** Begin DATASET RECORDS **
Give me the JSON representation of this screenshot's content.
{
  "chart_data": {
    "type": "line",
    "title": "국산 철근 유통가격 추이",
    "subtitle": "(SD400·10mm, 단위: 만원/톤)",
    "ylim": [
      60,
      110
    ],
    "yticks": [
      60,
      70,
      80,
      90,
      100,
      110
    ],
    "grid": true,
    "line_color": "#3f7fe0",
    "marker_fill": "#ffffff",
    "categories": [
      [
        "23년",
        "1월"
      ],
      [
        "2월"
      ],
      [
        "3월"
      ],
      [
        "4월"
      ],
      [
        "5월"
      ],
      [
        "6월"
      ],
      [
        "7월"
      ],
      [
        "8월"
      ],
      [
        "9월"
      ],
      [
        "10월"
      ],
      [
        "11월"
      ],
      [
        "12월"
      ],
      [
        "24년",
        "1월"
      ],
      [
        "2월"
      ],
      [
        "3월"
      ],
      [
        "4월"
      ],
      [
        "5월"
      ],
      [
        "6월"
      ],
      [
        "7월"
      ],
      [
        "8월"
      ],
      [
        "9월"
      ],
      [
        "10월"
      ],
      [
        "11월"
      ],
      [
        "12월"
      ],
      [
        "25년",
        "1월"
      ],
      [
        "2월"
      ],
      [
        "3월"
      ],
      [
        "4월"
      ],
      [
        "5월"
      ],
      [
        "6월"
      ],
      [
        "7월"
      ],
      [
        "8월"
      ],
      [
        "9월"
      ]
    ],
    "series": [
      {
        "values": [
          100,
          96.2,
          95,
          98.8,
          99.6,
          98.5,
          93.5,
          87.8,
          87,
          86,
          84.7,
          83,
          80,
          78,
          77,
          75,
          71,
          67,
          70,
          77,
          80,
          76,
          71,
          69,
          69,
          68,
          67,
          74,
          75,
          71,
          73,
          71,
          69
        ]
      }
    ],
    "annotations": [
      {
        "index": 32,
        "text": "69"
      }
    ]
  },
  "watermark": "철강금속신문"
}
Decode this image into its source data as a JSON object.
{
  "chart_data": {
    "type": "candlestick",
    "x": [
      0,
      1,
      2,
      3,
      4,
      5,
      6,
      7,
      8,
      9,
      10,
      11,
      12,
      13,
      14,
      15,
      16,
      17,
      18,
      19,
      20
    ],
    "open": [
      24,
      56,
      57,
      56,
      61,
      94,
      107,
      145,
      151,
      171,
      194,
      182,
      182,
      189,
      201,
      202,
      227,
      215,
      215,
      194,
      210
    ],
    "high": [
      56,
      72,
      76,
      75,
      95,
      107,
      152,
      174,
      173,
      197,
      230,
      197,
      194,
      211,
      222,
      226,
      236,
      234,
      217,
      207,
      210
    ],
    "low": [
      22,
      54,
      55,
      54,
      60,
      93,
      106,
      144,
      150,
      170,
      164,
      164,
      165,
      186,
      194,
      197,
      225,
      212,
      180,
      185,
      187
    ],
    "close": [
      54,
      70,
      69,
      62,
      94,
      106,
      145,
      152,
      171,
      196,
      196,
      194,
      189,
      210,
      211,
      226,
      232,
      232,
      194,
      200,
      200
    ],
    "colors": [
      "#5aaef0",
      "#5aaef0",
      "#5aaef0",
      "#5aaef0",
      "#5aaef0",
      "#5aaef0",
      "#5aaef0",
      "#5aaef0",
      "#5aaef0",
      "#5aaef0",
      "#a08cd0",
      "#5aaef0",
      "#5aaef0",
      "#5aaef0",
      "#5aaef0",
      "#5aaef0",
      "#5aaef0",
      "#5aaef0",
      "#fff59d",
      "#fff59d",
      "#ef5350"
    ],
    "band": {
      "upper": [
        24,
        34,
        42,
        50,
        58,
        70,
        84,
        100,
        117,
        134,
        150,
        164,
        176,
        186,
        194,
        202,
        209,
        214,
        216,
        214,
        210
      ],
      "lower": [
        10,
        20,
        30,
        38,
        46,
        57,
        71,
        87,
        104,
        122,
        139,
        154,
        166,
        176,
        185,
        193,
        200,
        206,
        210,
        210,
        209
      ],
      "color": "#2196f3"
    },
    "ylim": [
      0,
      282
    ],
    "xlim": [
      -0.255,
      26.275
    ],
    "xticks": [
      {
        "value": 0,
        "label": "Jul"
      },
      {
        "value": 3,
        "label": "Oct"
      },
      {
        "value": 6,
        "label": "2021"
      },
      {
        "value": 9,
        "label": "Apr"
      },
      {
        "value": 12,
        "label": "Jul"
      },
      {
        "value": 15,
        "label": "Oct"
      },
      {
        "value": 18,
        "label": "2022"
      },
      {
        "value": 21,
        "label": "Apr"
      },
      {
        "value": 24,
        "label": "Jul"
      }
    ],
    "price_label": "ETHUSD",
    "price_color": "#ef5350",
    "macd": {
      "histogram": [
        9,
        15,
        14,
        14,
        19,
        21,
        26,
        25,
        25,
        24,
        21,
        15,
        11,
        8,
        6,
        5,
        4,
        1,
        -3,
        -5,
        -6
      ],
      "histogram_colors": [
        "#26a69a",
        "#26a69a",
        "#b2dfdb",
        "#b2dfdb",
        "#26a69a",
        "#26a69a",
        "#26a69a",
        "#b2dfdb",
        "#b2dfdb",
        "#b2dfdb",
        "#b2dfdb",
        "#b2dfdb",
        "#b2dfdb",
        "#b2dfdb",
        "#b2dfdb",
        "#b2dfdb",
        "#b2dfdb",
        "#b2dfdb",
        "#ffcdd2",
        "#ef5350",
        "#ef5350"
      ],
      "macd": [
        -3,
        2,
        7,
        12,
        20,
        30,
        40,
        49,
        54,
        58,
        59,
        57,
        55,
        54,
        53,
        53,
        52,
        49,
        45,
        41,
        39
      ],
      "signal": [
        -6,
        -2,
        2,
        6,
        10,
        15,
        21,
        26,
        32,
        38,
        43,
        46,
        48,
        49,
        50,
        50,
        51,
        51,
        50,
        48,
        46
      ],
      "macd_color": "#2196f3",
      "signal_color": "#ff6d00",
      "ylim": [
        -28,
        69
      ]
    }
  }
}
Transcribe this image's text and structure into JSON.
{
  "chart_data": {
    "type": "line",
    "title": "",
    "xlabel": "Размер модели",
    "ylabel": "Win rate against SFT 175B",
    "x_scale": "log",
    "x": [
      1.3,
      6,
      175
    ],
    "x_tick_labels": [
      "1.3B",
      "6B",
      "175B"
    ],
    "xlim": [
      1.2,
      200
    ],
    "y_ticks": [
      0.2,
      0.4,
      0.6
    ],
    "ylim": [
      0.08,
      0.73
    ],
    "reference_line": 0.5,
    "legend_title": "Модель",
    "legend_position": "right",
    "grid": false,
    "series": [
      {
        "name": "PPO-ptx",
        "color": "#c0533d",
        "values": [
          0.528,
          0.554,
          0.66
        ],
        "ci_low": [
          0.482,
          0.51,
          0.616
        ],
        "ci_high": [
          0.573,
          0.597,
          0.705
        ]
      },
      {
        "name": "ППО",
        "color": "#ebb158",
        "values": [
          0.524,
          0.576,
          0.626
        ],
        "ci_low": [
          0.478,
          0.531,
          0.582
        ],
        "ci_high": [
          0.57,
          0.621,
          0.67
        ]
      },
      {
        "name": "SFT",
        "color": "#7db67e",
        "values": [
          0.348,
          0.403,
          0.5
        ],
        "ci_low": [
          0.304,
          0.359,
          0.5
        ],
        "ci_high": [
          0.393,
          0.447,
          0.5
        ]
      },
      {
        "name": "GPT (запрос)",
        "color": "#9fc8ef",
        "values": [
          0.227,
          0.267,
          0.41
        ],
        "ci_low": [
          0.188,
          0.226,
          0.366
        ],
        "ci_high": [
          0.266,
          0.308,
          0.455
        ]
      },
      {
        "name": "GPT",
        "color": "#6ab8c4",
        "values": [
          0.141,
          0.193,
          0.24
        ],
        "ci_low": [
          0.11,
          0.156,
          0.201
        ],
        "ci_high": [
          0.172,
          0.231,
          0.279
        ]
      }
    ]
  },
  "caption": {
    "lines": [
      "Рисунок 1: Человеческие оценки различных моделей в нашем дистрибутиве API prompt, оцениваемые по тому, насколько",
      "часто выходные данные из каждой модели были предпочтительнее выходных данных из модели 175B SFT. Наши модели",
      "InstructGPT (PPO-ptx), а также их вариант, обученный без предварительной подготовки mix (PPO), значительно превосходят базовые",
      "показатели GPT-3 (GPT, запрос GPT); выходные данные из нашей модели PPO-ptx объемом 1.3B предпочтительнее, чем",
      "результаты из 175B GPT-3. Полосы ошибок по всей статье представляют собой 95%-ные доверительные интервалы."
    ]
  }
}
** End DATASET RECORDS **
*WHAT TO PRODUCE:* Work through the records above line by line and count those that hold the string "JSON". Give only the result.

*SOLUTION TO THIS TASK:* 3